Extract every line, unchanged, from the start of the entries below down through the line that contains "- category-label: 福建省文化和旅游厅: [101, 146, 232, 163]", with that line included.

§ RAW RECORDS
◆ ◆ ◆

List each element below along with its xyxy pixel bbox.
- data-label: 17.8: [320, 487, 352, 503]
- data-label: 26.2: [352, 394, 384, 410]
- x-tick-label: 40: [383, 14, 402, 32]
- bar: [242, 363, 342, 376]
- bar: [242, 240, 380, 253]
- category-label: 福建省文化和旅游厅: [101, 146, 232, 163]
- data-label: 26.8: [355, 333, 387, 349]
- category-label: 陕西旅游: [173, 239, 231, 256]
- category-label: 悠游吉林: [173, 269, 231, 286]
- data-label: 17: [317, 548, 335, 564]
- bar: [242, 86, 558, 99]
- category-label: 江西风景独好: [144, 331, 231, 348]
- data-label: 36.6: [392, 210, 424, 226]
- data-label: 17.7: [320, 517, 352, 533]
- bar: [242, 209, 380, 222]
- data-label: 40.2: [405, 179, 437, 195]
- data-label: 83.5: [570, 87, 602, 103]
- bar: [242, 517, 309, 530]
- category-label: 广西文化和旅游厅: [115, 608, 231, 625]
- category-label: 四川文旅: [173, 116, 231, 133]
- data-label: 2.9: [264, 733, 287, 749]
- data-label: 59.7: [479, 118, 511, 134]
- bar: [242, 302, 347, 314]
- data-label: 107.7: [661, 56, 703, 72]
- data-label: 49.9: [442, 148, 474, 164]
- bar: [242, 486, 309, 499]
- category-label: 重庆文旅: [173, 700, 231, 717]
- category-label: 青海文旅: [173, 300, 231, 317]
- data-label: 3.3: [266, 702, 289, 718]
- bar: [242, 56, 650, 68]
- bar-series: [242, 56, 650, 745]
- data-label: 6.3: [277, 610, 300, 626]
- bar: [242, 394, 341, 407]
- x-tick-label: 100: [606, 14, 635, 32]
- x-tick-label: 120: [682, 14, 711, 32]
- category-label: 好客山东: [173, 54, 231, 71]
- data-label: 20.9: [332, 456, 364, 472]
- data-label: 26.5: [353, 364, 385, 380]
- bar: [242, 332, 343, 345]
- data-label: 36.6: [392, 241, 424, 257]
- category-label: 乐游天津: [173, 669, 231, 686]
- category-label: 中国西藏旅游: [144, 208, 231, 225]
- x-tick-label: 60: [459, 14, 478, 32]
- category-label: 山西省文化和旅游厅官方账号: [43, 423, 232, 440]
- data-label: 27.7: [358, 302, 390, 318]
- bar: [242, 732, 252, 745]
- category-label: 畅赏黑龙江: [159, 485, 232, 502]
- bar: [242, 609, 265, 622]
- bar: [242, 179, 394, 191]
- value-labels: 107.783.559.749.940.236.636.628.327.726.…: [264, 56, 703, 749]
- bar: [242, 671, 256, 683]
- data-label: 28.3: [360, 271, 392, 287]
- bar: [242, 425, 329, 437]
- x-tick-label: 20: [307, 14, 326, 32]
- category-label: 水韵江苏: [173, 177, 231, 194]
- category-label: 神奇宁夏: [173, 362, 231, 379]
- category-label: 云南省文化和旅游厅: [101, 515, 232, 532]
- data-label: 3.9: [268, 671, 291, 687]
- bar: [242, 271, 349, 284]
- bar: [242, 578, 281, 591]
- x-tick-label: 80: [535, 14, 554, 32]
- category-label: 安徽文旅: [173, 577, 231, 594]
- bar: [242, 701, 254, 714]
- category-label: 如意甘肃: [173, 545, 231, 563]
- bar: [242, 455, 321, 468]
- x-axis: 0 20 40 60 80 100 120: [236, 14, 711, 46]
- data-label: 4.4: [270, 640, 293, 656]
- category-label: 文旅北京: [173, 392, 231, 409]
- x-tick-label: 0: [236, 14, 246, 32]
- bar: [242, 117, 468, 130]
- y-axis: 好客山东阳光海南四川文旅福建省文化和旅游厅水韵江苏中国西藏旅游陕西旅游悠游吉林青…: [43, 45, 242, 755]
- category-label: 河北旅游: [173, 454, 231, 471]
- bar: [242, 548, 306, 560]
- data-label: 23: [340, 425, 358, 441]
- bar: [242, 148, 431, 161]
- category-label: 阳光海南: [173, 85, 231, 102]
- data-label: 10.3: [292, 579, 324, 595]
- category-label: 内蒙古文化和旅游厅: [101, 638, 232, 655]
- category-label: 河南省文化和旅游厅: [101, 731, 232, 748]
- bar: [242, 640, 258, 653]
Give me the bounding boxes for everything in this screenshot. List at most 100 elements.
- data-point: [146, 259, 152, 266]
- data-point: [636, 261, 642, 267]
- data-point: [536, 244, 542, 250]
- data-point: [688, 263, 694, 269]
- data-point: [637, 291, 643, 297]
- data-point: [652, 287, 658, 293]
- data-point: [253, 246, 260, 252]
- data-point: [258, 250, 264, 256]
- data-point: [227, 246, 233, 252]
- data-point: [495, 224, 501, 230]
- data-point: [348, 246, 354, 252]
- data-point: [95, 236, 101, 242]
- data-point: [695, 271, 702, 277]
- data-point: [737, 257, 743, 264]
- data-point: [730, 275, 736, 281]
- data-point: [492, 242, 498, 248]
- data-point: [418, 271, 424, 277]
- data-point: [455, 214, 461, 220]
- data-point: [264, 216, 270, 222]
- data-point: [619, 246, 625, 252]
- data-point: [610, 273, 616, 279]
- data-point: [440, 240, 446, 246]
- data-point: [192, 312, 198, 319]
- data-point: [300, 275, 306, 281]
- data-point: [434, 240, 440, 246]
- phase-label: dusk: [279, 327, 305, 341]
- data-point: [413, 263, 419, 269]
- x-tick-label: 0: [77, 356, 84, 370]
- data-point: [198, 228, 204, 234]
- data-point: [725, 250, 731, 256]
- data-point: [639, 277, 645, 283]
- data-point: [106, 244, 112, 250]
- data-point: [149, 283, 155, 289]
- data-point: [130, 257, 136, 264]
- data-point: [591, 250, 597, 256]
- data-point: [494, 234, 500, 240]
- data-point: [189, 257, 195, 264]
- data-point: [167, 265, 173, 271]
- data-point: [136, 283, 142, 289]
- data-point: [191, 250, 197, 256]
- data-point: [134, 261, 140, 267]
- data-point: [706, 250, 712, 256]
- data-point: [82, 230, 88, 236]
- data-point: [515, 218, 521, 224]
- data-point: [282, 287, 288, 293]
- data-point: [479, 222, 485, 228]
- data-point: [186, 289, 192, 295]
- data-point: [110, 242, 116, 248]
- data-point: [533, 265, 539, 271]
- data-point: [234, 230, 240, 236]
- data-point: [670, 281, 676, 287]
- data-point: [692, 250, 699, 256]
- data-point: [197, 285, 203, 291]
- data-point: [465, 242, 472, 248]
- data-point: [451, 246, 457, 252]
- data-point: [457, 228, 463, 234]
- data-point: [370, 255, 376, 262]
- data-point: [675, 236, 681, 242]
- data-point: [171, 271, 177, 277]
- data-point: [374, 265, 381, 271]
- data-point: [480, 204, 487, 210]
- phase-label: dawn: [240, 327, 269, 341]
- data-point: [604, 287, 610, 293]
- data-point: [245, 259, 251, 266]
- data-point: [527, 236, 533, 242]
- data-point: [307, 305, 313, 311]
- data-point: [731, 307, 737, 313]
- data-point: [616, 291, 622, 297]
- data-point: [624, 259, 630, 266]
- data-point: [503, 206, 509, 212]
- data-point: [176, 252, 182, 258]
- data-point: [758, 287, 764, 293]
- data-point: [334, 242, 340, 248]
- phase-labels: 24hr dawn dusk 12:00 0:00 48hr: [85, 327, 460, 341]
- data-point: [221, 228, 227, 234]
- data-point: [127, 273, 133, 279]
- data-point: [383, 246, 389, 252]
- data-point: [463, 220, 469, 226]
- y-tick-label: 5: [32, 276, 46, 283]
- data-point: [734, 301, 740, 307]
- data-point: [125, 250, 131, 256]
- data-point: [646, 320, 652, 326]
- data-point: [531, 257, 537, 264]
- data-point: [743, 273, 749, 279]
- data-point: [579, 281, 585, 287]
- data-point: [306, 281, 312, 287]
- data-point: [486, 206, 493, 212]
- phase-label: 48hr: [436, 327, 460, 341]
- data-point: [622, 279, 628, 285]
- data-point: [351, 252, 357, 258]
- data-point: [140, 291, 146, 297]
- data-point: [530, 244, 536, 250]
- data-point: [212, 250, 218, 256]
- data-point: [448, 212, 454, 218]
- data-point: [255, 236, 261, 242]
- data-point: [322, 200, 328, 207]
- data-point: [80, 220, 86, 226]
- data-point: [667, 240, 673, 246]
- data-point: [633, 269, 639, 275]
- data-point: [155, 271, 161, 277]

◆ ◆ ◆

§ SOLUTION
List each element below along with its xyxy pixel bbox.
- data-label: 17.8: [320, 487, 352, 503]
- data-label: 26.2: [352, 394, 384, 410]
- x-tick-label: 40: [383, 14, 402, 32]
- bar: [242, 363, 342, 376]
- bar: [242, 240, 380, 253]
- category-label: 福建省文化和旅游厅: [101, 146, 232, 163]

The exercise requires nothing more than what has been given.